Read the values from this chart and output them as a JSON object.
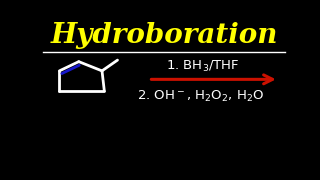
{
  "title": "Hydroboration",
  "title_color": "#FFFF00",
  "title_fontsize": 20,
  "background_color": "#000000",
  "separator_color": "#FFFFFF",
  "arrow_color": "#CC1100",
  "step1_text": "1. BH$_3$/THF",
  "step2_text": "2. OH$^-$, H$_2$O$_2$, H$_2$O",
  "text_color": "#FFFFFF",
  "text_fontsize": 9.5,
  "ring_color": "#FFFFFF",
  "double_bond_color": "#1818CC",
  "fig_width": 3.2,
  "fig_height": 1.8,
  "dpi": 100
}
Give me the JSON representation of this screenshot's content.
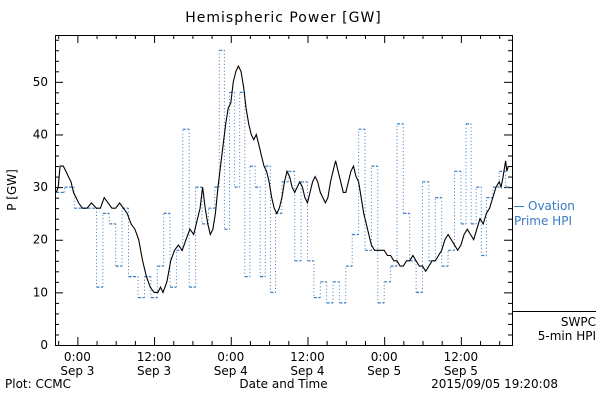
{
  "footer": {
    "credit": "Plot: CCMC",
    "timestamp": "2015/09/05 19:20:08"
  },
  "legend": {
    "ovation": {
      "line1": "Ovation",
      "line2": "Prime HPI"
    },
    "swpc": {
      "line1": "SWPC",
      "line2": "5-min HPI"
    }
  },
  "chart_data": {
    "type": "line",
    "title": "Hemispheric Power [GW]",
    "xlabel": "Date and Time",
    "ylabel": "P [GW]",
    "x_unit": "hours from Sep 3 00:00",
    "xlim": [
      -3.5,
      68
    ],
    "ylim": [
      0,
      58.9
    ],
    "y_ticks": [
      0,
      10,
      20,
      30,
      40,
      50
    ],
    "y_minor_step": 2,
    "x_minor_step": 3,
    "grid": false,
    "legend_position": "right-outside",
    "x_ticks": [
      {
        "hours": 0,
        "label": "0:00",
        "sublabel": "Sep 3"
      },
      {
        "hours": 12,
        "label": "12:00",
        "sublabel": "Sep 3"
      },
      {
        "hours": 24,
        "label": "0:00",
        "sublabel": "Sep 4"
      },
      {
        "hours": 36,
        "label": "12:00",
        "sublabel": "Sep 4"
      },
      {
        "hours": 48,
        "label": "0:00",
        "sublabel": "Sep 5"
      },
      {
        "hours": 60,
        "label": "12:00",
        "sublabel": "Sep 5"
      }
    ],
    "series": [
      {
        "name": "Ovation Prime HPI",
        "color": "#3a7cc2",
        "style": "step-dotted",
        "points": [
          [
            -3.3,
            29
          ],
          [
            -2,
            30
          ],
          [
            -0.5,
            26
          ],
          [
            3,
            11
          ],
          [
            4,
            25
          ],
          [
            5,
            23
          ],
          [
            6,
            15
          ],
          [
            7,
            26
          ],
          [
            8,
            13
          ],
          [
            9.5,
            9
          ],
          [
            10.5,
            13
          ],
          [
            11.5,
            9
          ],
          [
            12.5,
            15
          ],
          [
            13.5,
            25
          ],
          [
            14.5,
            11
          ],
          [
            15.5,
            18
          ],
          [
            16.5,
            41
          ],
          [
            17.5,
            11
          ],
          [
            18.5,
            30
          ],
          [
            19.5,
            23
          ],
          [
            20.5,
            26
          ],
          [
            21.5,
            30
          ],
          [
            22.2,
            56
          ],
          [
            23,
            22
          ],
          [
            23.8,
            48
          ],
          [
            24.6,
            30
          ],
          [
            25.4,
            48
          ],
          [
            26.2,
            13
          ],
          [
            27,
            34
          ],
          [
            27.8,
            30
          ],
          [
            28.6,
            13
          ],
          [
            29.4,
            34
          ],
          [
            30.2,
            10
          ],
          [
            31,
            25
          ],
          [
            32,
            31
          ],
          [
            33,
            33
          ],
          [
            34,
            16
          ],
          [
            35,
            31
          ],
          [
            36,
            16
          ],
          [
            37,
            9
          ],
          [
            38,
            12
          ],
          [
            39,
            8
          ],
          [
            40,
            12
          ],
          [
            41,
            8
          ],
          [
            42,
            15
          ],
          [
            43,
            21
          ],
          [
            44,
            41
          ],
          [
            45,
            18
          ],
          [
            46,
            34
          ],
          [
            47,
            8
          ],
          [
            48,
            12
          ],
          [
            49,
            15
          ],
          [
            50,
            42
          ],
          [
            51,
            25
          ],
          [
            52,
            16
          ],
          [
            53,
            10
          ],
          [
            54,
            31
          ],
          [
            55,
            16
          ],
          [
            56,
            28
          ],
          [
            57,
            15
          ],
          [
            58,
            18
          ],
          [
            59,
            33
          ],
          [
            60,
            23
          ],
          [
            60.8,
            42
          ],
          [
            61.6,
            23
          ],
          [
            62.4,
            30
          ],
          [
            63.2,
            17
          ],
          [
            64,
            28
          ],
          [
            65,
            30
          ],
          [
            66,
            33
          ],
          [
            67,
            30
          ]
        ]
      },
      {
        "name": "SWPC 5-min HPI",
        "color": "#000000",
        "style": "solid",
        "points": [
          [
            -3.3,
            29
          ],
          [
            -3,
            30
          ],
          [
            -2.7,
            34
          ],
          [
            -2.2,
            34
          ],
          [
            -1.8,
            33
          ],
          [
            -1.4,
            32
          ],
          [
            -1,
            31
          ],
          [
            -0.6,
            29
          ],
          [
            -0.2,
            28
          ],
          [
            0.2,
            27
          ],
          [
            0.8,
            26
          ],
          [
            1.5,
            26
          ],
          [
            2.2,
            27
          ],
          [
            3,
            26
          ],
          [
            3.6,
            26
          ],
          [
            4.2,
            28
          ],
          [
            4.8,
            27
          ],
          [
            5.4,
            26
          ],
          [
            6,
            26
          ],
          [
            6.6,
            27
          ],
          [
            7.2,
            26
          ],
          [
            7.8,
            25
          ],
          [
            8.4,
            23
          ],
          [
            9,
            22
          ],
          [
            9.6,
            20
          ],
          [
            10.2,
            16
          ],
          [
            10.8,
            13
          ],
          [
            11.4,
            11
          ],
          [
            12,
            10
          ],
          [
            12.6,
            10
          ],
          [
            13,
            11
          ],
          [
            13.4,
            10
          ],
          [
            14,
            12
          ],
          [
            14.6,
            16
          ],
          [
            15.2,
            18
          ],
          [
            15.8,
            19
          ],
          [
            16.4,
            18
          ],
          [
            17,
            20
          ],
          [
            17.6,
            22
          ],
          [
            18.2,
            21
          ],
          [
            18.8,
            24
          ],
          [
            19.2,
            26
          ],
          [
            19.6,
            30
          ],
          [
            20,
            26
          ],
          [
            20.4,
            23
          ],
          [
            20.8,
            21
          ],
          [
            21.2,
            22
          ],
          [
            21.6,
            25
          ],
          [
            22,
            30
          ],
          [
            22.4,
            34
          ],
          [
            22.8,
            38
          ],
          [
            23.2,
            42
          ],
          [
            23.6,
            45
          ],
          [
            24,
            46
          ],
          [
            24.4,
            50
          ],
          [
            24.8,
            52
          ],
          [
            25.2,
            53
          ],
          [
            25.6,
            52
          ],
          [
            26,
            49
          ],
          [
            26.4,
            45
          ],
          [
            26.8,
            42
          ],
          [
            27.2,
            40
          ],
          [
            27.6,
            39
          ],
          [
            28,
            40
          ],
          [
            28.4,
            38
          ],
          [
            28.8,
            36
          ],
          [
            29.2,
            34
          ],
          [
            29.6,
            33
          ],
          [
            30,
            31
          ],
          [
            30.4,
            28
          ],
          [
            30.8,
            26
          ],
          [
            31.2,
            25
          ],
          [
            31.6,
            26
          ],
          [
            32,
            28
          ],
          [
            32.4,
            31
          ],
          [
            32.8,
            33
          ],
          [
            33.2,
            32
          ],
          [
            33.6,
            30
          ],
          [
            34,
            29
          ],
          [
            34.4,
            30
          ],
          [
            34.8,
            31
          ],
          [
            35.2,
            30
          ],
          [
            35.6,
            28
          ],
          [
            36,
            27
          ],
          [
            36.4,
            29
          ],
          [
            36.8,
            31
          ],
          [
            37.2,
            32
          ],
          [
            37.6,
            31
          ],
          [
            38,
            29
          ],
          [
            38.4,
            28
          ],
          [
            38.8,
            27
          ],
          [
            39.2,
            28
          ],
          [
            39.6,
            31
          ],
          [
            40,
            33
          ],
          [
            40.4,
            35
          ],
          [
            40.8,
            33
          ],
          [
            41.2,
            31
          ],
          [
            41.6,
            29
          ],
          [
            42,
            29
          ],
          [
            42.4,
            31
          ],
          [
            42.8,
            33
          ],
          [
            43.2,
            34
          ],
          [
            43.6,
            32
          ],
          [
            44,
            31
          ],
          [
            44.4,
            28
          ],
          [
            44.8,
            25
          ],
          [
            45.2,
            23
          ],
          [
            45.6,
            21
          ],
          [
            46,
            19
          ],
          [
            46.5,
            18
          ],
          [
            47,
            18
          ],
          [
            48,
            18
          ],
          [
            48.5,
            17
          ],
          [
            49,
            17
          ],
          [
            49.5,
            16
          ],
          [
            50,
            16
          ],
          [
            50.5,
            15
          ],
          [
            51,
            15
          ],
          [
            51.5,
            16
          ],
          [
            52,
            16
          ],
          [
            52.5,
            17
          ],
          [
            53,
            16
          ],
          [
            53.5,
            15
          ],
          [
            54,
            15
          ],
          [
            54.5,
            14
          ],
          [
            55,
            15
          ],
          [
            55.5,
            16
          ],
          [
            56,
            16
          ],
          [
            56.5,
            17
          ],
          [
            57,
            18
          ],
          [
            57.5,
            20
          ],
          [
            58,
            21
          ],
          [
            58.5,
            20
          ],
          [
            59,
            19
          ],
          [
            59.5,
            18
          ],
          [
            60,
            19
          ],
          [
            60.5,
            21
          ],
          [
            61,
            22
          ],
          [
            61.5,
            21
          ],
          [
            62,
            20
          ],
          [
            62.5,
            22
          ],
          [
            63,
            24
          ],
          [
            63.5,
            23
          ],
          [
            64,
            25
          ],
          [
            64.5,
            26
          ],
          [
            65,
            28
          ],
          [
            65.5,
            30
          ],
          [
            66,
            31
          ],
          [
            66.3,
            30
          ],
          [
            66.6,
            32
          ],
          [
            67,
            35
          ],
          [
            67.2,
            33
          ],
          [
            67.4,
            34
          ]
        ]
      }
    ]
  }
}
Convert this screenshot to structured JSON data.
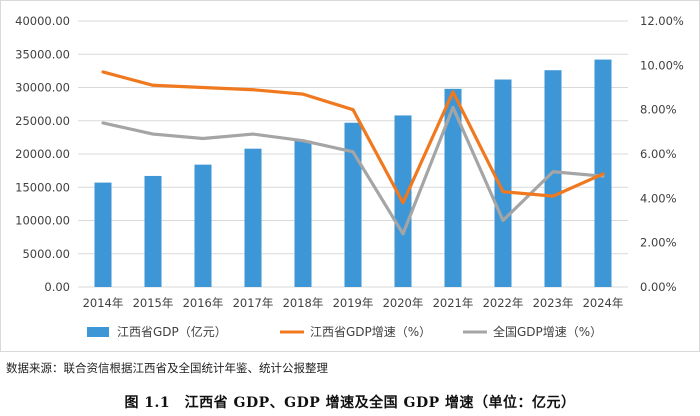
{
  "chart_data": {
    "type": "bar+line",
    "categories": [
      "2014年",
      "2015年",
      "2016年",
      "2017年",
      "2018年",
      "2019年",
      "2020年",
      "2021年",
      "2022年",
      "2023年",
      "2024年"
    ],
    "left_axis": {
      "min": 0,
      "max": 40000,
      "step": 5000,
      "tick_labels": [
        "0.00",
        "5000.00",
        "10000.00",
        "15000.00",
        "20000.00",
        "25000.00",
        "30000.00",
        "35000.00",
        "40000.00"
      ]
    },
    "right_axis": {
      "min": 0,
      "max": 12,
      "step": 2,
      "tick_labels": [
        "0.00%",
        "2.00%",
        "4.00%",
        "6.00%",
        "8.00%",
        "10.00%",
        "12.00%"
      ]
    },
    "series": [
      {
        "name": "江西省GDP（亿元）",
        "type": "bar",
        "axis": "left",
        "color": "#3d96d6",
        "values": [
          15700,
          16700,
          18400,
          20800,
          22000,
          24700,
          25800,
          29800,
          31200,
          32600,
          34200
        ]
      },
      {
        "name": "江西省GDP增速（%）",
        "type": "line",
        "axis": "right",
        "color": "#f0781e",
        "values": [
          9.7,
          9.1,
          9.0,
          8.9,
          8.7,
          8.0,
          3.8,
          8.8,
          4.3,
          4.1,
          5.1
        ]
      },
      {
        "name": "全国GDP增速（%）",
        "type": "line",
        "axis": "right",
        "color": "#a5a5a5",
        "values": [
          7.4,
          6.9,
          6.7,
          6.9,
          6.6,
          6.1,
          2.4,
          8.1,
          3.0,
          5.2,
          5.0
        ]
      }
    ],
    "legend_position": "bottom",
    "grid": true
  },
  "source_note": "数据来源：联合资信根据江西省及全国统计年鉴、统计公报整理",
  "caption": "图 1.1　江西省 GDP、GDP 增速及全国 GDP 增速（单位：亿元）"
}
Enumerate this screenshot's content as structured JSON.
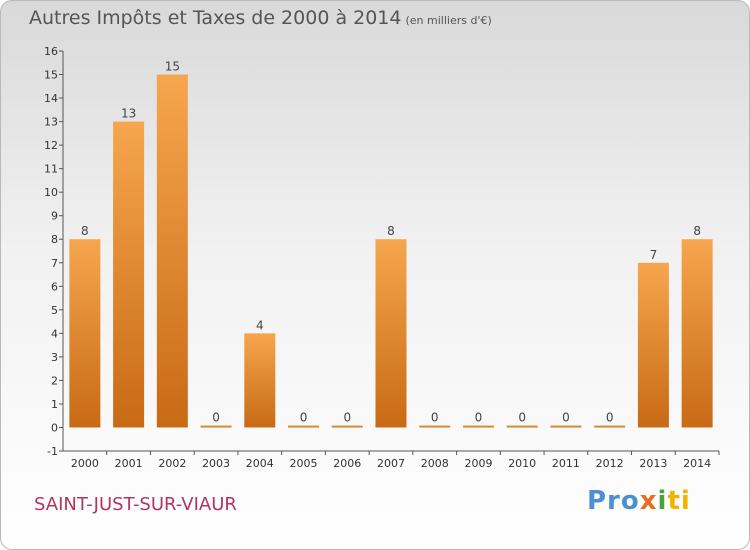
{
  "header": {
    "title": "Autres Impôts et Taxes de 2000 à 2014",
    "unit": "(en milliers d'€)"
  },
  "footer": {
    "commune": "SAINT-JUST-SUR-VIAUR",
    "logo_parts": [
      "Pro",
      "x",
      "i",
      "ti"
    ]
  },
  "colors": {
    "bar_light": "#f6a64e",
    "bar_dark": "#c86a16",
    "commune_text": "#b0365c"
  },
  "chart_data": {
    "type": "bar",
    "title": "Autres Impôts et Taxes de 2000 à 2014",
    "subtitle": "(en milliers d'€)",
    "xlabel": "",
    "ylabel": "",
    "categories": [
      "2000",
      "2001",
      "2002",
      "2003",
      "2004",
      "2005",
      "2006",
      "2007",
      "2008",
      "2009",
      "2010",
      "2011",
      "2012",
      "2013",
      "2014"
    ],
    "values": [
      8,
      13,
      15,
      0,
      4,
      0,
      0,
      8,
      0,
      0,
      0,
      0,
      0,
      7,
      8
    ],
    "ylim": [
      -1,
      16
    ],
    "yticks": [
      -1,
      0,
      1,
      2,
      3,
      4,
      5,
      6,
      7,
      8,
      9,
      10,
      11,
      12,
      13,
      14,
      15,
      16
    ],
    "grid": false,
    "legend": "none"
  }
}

● WHAT YOU NEED TO DO
For the data above, state only how many lines include the word "JSON".

● PROBLEM SOLUTION
4